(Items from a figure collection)
** START **

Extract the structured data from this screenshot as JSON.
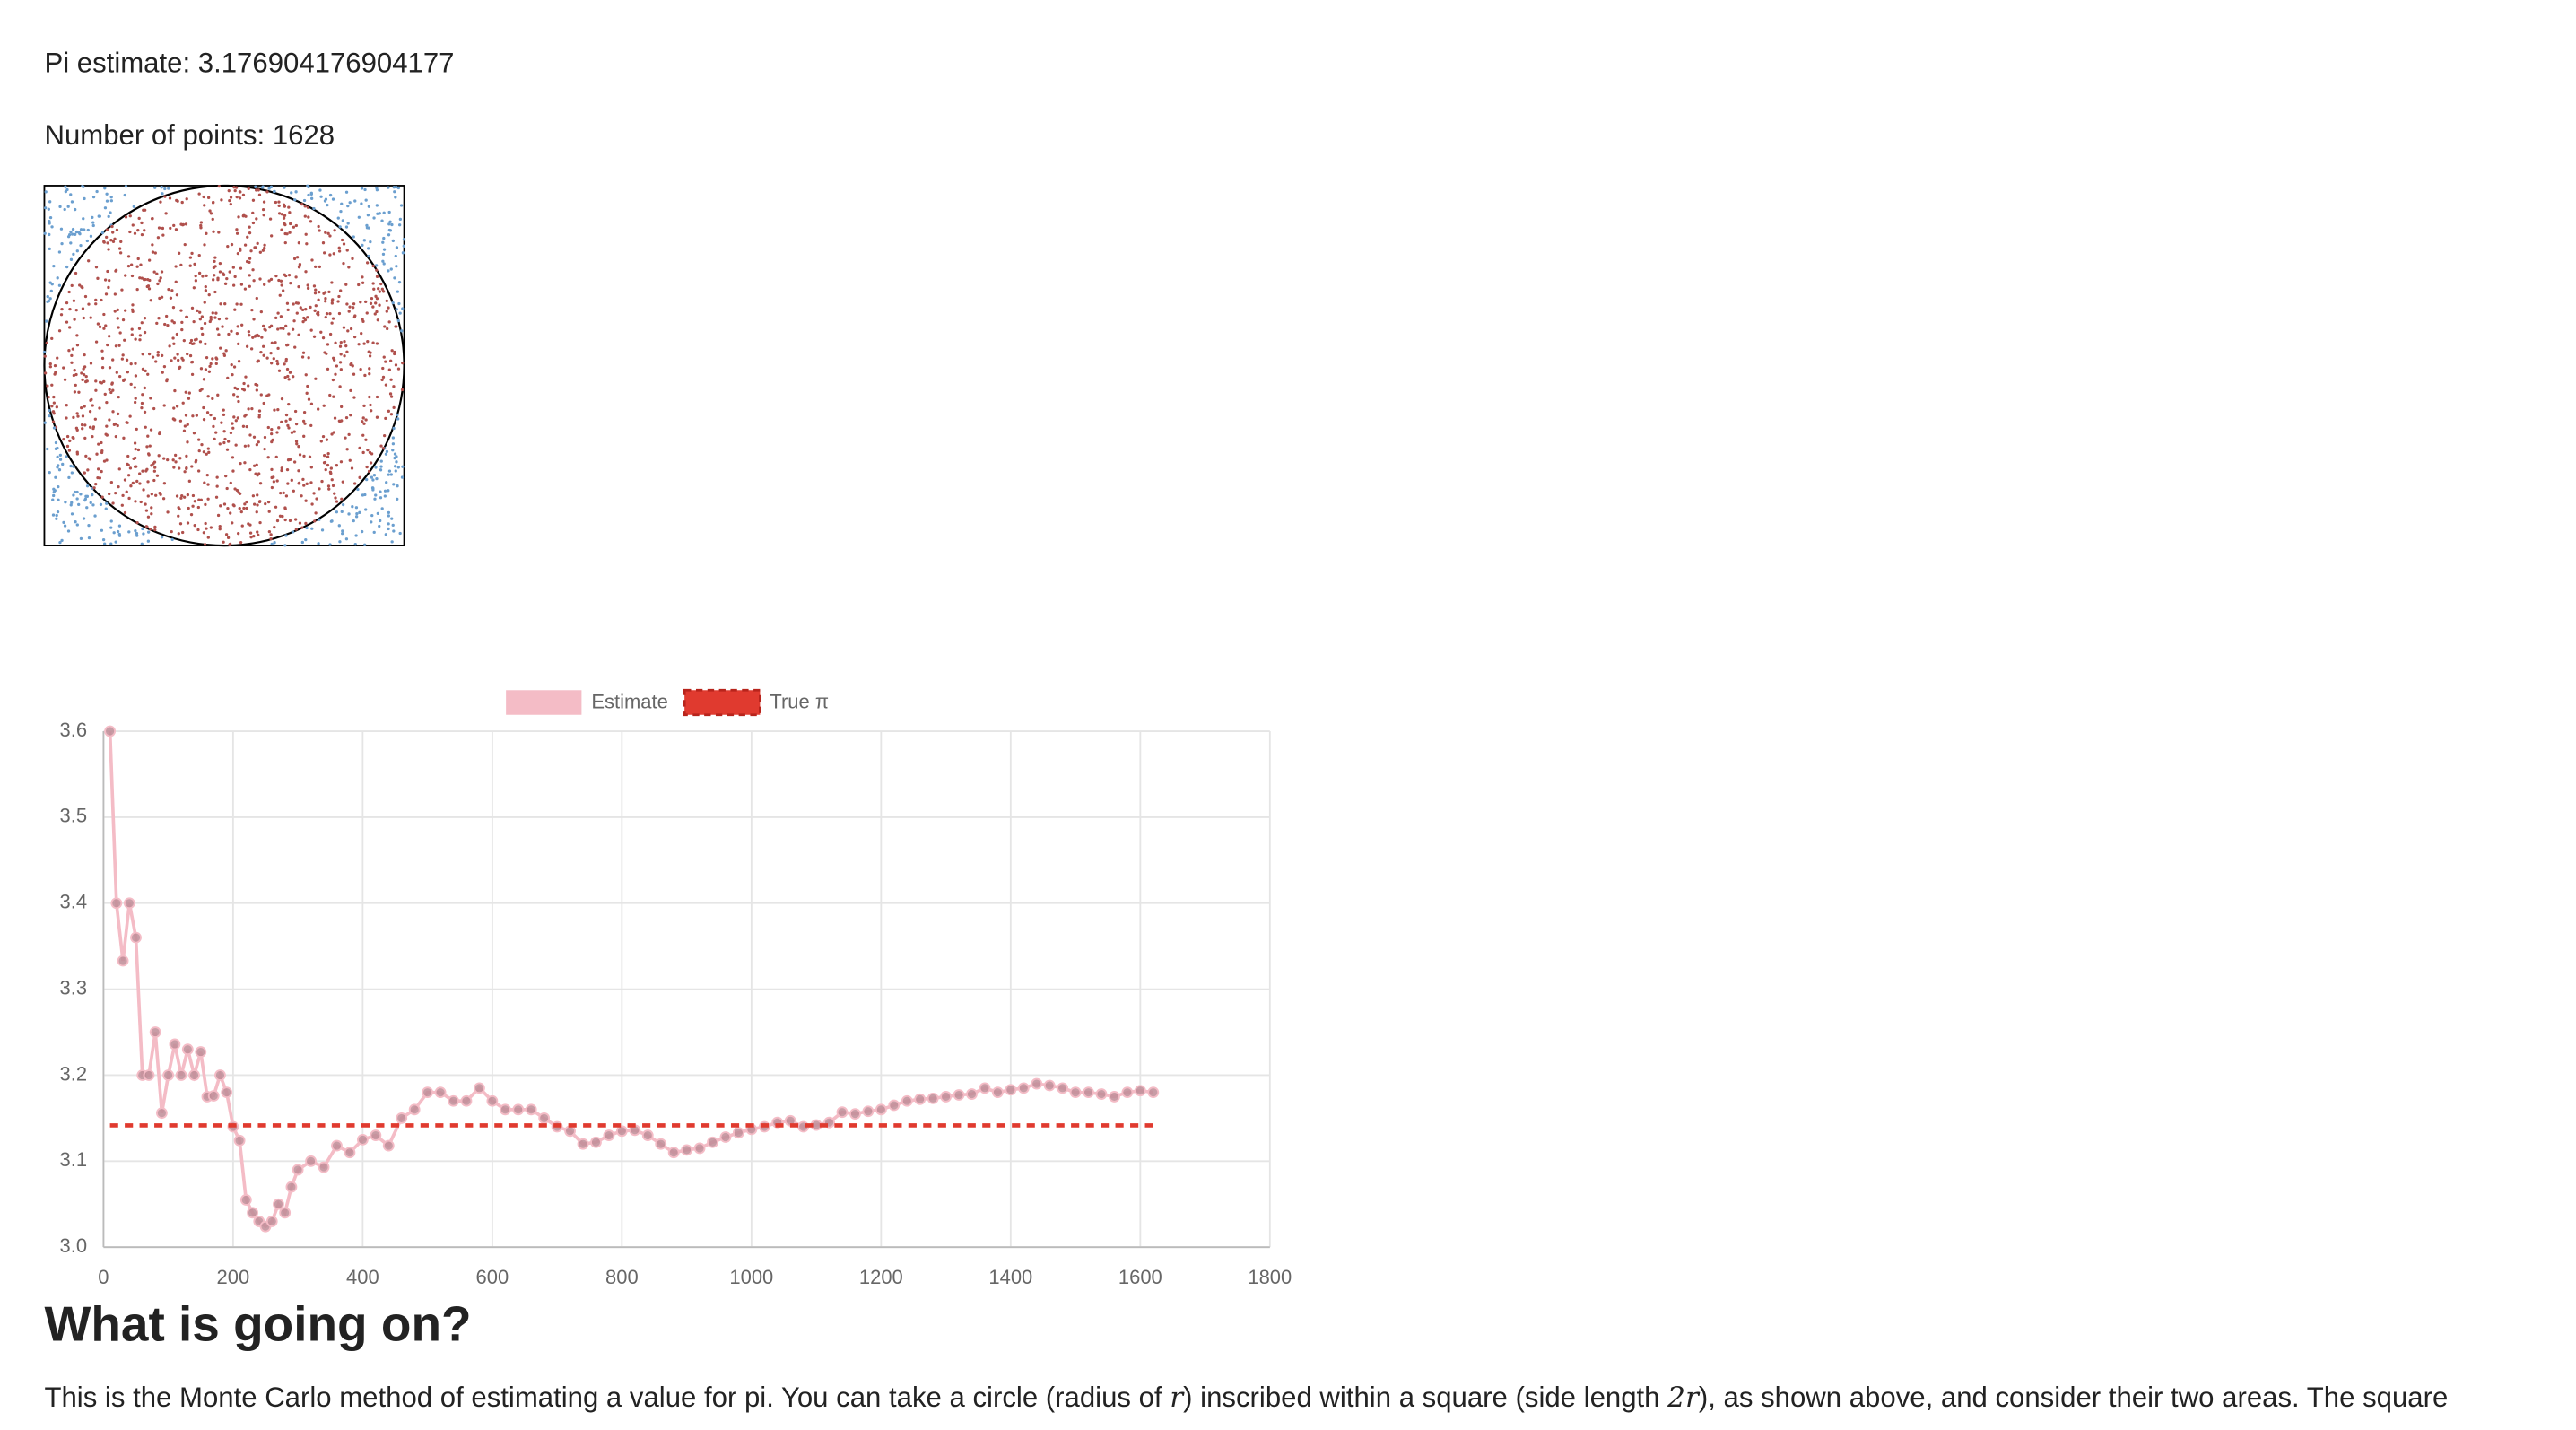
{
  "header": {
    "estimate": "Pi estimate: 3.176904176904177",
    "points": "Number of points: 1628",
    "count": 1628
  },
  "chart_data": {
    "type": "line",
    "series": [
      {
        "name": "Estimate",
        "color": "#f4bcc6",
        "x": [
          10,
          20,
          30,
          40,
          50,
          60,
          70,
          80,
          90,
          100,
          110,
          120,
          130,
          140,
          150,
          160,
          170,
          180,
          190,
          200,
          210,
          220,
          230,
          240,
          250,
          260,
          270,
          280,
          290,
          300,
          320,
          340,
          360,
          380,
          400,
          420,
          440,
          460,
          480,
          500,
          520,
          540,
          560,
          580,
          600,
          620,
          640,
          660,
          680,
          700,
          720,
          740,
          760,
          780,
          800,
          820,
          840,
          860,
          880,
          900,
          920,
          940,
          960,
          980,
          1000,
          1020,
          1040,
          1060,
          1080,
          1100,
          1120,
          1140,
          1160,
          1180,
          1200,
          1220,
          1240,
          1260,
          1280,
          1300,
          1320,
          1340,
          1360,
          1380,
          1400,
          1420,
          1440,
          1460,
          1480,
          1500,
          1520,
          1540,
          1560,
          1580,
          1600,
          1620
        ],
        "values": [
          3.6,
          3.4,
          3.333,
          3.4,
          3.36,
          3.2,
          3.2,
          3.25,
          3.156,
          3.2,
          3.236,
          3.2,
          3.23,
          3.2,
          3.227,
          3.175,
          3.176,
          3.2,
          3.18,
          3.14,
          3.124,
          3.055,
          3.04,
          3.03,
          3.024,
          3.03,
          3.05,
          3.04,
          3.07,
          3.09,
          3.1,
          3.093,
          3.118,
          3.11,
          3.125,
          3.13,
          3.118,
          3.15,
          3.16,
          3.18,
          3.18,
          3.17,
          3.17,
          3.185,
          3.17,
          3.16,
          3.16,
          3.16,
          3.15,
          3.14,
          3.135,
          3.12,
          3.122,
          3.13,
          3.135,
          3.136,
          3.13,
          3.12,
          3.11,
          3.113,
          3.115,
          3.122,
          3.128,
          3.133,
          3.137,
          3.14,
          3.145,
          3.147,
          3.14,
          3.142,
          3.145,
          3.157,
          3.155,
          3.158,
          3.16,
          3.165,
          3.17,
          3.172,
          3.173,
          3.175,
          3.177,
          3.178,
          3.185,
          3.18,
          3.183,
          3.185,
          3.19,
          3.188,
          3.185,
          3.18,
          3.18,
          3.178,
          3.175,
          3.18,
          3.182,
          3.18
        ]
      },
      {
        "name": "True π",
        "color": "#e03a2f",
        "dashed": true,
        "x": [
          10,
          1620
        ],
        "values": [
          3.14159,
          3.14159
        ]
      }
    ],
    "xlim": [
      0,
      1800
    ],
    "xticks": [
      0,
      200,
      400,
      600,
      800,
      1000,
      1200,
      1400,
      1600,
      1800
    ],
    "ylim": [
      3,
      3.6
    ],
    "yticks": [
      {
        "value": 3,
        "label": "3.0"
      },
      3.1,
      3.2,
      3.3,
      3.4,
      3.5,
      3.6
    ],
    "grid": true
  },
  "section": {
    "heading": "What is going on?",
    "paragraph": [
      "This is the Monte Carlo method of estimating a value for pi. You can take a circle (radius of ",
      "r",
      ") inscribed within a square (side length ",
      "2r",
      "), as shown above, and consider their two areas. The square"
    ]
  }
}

** END **

• _Short exercise_: Print every entry above again without changing a word, and omit the pictures.

• _Solution to the problem_:
Extract the structured data from this screenshot as JSON.
{
  "header": {
    "estimate": "Pi estimate: 3.176904176904177",
    "points": "Number of points: 1628",
    "count": 1628
  },
  "chart_data": {
    "type": "line",
    "series": [
      {
        "name": "Estimate",
        "color": "#f4bcc6",
        "x": [
          10,
          20,
          30,
          40,
          50,
          60,
          70,
          80,
          90,
          100,
          110,
          120,
          130,
          140,
          150,
          160,
          170,
          180,
          190,
          200,
          210,
          220,
          230,
          240,
          250,
          260,
          270,
          280,
          290,
          300,
          320,
          340,
          360,
          380,
          400,
          420,
          440,
          460,
          480,
          500,
          520,
          540,
          560,
          580,
          600,
          620,
          640,
          660,
          680,
          700,
          720,
          740,
          760,
          780,
          800,
          820,
          840,
          860,
          880,
          900,
          920,
          940,
          960,
          980,
          1000,
          1020,
          1040,
          1060,
          1080,
          1100,
          1120,
          1140,
          1160,
          1180,
          1200,
          1220,
          1240,
          1260,
          1280,
          1300,
          1320,
          1340,
          1360,
          1380,
          1400,
          1420,
          1440,
          1460,
          1480,
          1500,
          1520,
          1540,
          1560,
          1580,
          1600,
          1620
        ],
        "values": [
          3.6,
          3.4,
          3.333,
          3.4,
          3.36,
          3.2,
          3.2,
          3.25,
          3.156,
          3.2,
          3.236,
          3.2,
          3.23,
          3.2,
          3.227,
          3.175,
          3.176,
          3.2,
          3.18,
          3.14,
          3.124,
          3.055,
          3.04,
          3.03,
          3.024,
          3.03,
          3.05,
          3.04,
          3.07,
          3.09,
          3.1,
          3.093,
          3.118,
          3.11,
          3.125,
          3.13,
          3.118,
          3.15,
          3.16,
          3.18,
          3.18,
          3.17,
          3.17,
          3.185,
          3.17,
          3.16,
          3.16,
          3.16,
          3.15,
          3.14,
          3.135,
          3.12,
          3.122,
          3.13,
          3.135,
          3.136,
          3.13,
          3.12,
          3.11,
          3.113,
          3.115,
          3.122,
          3.128,
          3.133,
          3.137,
          3.14,
          3.145,
          3.147,
          3.14,
          3.142,
          3.145,
          3.157,
          3.155,
          3.158,
          3.16,
          3.165,
          3.17,
          3.172,
          3.173,
          3.175,
          3.177,
          3.178,
          3.185,
          3.18,
          3.183,
          3.185,
          3.19,
          3.188,
          3.185,
          3.18,
          3.18,
          3.178,
          3.175,
          3.18,
          3.182,
          3.18
        ]
      },
      {
        "name": "True π",
        "color": "#e03a2f",
        "dashed": true,
        "x": [
          10,
          1620
        ],
        "values": [
          3.14159,
          3.14159
        ]
      }
    ],
    "xlim": [
      0,
      1800
    ],
    "xticks": [
      0,
      200,
      400,
      600,
      800,
      1000,
      1200,
      1400,
      1600,
      1800
    ],
    "ylim": [
      3,
      3.6
    ],
    "yticks": [
      {
        "value": 3,
        "label": "3.0"
      },
      3.1,
      3.2,
      3.3,
      3.4,
      3.5,
      3.6
    ],
    "grid": true
  },
  "section": {
    "heading": "What is going on?",
    "paragraph": [
      "This is the Monte Carlo method of estimating a value for pi. You can take a circle (radius of ",
      "r",
      ") inscribed within a square (side length ",
      "2r",
      "), as shown above, and consider their two areas. The square"
    ]
  }
}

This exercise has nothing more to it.